## GIVEN INSTRUCTION
Each line below is to be written out in full, exactly as shown.

____ DATA SHOWN

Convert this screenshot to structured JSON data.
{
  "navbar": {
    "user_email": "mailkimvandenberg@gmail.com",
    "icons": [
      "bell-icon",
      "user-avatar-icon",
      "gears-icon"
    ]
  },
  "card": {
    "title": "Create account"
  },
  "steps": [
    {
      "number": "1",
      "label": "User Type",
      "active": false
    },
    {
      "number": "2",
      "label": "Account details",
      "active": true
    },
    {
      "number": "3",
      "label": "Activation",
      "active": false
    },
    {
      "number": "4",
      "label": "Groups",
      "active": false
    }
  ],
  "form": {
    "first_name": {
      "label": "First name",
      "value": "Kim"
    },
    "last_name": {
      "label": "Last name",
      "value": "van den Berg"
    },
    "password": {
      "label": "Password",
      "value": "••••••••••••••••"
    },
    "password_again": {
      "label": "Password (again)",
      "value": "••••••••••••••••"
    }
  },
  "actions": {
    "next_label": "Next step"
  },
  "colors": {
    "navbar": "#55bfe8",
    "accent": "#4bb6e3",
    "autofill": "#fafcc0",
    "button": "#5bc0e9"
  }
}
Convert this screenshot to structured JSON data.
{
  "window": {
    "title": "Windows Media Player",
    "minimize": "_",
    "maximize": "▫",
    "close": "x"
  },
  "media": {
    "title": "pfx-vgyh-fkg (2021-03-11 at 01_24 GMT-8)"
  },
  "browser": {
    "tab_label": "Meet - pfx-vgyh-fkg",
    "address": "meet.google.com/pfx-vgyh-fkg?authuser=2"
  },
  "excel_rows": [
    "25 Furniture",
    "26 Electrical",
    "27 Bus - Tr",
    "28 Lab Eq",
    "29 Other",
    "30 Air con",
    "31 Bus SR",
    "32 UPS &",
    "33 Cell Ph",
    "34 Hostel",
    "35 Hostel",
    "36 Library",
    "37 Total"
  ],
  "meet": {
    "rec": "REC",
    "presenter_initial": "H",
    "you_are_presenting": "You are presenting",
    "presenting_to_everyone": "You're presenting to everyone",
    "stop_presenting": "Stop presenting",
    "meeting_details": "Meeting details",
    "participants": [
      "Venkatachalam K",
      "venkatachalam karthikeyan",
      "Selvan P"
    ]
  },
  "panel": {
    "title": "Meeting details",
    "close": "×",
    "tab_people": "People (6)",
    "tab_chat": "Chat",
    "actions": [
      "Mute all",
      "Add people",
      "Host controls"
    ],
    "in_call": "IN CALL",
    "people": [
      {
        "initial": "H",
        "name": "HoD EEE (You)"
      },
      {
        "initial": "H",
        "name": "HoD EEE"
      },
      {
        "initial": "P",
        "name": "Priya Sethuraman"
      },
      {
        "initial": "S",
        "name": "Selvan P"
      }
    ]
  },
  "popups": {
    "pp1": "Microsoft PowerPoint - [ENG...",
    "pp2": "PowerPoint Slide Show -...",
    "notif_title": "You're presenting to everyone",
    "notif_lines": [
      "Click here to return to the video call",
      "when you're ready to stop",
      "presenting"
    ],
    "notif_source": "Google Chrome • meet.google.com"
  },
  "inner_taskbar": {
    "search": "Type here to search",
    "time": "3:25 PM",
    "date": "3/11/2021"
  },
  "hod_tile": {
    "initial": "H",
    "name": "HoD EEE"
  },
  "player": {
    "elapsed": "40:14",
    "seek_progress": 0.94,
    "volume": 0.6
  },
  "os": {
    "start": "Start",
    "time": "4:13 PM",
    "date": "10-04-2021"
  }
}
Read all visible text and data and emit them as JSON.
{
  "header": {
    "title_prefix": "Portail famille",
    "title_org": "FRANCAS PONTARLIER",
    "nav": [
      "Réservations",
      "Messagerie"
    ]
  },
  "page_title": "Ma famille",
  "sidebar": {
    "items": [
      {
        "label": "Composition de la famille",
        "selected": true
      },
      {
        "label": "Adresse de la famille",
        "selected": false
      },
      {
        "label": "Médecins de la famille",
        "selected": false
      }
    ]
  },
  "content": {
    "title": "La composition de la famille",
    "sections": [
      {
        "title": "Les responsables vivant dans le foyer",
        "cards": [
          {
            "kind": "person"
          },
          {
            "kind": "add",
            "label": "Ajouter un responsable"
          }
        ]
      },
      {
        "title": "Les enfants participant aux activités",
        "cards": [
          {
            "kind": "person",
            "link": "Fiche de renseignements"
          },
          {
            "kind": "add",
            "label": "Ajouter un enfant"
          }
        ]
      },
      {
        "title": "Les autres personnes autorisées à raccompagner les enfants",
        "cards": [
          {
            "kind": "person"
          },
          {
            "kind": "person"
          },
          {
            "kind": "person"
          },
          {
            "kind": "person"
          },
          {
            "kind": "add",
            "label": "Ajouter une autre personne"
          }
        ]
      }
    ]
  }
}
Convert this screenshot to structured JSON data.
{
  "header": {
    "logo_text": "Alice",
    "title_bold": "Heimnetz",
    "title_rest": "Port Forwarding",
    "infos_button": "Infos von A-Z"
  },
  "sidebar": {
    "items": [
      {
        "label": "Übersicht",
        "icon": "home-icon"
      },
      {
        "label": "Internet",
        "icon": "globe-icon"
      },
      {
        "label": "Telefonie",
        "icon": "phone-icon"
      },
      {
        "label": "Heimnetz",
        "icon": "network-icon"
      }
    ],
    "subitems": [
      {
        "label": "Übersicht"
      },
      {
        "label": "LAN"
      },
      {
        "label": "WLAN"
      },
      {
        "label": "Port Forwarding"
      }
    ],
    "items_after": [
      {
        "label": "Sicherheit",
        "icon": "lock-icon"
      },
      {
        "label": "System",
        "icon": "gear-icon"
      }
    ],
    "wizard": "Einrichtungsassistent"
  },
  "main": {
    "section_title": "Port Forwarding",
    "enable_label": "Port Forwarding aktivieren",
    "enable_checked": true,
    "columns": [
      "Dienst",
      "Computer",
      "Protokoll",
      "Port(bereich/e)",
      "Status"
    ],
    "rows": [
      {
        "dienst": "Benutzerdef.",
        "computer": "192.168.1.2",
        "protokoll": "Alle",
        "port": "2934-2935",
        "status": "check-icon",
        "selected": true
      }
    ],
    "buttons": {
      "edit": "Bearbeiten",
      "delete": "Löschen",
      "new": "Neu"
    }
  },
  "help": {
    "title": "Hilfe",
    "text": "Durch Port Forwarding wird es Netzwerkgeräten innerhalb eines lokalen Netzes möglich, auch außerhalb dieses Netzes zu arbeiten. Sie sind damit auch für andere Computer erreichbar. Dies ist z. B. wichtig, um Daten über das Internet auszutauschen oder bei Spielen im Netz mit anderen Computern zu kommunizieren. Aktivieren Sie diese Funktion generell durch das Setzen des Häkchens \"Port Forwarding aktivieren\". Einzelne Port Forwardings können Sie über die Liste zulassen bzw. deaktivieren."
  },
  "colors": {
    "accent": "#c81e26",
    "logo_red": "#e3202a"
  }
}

________

## SOLUTION FOR THIS TASK
Convert this screenshot to structured JSON data.
{
  "navbar": {
    "user_email": "mailkimvandenberg@gmail.com",
    "icons": [
      "bell-icon",
      "user-avatar-icon",
      "gears-icon"
    ]
  },
  "card": {
    "title": "Create account"
  },
  "steps": [
    {
      "number": "1",
      "label": "User Type",
      "active": false
    },
    {
      "number": "2",
      "label": "Account details",
      "active": true
    },
    {
      "number": "3",
      "label": "Activation",
      "active": false
    },
    {
      "number": "4",
      "label": "Groups",
      "active": false
    }
  ],
  "form": {
    "first_name": {
      "label": "First name",
      "value": "Kim"
    },
    "last_name": {
      "label": "Last name",
      "value": "van den Berg"
    },
    "password": {
      "label": "Password",
      "value": "••••••••••••••••"
    },
    "password_again": {
      "label": "Password (again)",
      "value": "••••••••••••••••"
    }
  },
  "actions": {
    "next_label": "Next step"
  },
  "colors": {
    "navbar": "#55bfe8",
    "accent": "#4bb6e3",
    "autofill": "#fafcc0",
    "button": "#5bc0e9"
  }
}
Convert this screenshot to structured JSON data.
{
  "window": {
    "title": "Windows Media Player",
    "minimize": "_",
    "maximize": "▫",
    "close": "x"
  },
  "media": {
    "title": "pfx-vgyh-fkg (2021-03-11 at 01_24 GMT-8)"
  },
  "browser": {
    "tab_label": "Meet - pfx-vgyh-fkg",
    "address": "meet.google.com/pfx-vgyh-fkg?authuser=2"
  },
  "excel_rows": [
    "25 Furniture",
    "26 Electrical",
    "27 Bus - Tr",
    "28 Lab Eq",
    "29 Other",
    "30 Air con",
    "31 Bus SR",
    "32 UPS &",
    "33 Cell Ph",
    "34 Hostel",
    "35 Hostel",
    "36 Library",
    "37 Total"
  ],
  "meet": {
    "rec": "REC",
    "presenter_initial": "H",
    "you_are_presenting": "You are presenting",
    "presenting_to_everyone": "You're presenting to everyone",
    "stop_presenting": "Stop presenting",
    "meeting_details": "Meeting details",
    "participants": [
      "Venkatachalam K",
      "venkatachalam karthikeyan",
      "Selvan P"
    ]
  },
  "panel": {
    "title": "Meeting details",
    "close": "×",
    "tab_people": "People (6)",
    "tab_chat": "Chat",
    "actions": [
      "Mute all",
      "Add people",
      "Host controls"
    ],
    "in_call": "IN CALL",
    "people": [
      {
        "initial": "H",
        "name": "HoD EEE (You)"
      },
      {
        "initial": "H",
        "name": "HoD EEE"
      },
      {
        "initial": "P",
        "name": "Priya Sethuraman"
      },
      {
        "initial": "S",
        "name": "Selvan P"
      }
    ]
  },
  "popups": {
    "pp1": "Microsoft PowerPoint - [ENG...",
    "pp2": "PowerPoint Slide Show -...",
    "notif_title": "You're presenting to everyone",
    "notif_lines": [
      "Click here to return to the video call",
      "when you're ready to stop",
      "presenting"
    ],
    "notif_source": "Google Chrome • meet.google.com"
  },
  "inner_taskbar": {
    "search": "Type here to search",
    "time": "3:25 PM",
    "date": "3/11/2021"
  },
  "hod_tile": {
    "initial": "H",
    "name": "HoD EEE"
  },
  "player": {
    "elapsed": "40:14",
    "seek_progress": 0.94,
    "volume": 0.6
  },
  "os": {
    "start": "Start",
    "time": "4:13 PM",
    "date": "10-04-2021"
  }
}
Read all visible text and data and emit them as JSON.
{
  "header": {
    "title_prefix": "Portail famille",
    "title_org": "FRANCAS PONTARLIER",
    "nav": [
      "Réservations",
      "Messagerie"
    ]
  },
  "page_title": "Ma famille",
  "sidebar": {
    "items": [
      {
        "label": "Composition de la famille",
        "selected": true
      },
      {
        "label": "Adresse de la famille",
        "selected": false
      },
      {
        "label": "Médecins de la famille",
        "selected": false
      }
    ]
  },
  "content": {
    "title": "La composition de la famille",
    "sections": [
      {
        "title": "Les responsables vivant dans le foyer",
        "cards": [
          {
            "kind": "person"
          },
          {
            "kind": "add",
            "label": "Ajouter un responsable"
          }
        ]
      },
      {
        "title": "Les enfants participant aux activités",
        "cards": [
          {
            "kind": "person",
            "link": "Fiche de renseignements"
          },
          {
            "kind": "add",
            "label": "Ajouter un enfant"
          }
        ]
      },
      {
        "title": "Les autres personnes autorisées à raccompagner les enfants",
        "cards": [
          {
            "kind": "person"
          },
          {
            "kind": "person"
          },
          {
            "kind": "person"
          },
          {
            "kind": "person"
          },
          {
            "kind": "add",
            "label": "Ajouter une autre personne"
          }
        ]
      }
    ]
  }
}
Convert this screenshot to structured JSON data.
{
  "header": {
    "logo_text": "Alice",
    "title_bold": "Heimnetz",
    "title_rest": "Port Forwarding",
    "infos_button": "Infos von A-Z"
  },
  "sidebar": {
    "items": [
      {
        "label": "Übersicht",
        "icon": "home-icon"
      },
      {
        "label": "Internet",
        "icon": "globe-icon"
      },
      {
        "label": "Telefonie",
        "icon": "phone-icon"
      },
      {
        "label": "Heimnetz",
        "icon": "network-icon"
      }
    ],
    "subitems": [
      {
        "label": "Übersicht"
      },
      {
        "label": "LAN"
      },
      {
        "label": "WLAN"
      },
      {
        "label": "Port Forwarding"
      }
    ],
    "items_after": [
      {
        "label": "Sicherheit",
        "icon": "lock-icon"
      },
      {
        "label": "System",
        "icon": "gear-icon"
      }
    ],
    "wizard": "Einrichtungsassistent"
  },
  "main": {
    "section_title": "Port Forwarding",
    "enable_label": "Port Forwarding aktivieren",
    "enable_checked": true,
    "columns": [
      "Dienst",
      "Computer",
      "Protokoll",
      "Port(bereich/e)",
      "Status"
    ],
    "rows": [
      {
        "dienst": "Benutzerdef.",
        "computer": "192.168.1.2",
        "protokoll": "Alle",
        "port": "2934-2935",
        "status": "check-icon",
        "selected": true
      }
    ],
    "buttons": {
      "edit": "Bearbeiten",
      "delete": "Löschen",
      "new": "Neu"
    }
  },
  "help": {
    "title": "Hilfe",
    "text": "Durch Port Forwarding wird es Netzwerkgeräten innerhalb eines lokalen Netzes möglich, auch außerhalb dieses Netzes zu arbeiten. Sie sind damit auch für andere Computer erreichbar. Dies ist z. B. wichtig, um Daten über das Internet auszutauschen oder bei Spielen im Netz mit anderen Computern zu kommunizieren. Aktivieren Sie diese Funktion generell durch das Setzen des Häkchens \"Port Forwarding aktivieren\". Einzelne Port Forwardings können Sie über die Liste zulassen bzw. deaktivieren."
  },
  "colors": {
    "accent": "#c81e26",
    "logo_red": "#e3202a"
  }
}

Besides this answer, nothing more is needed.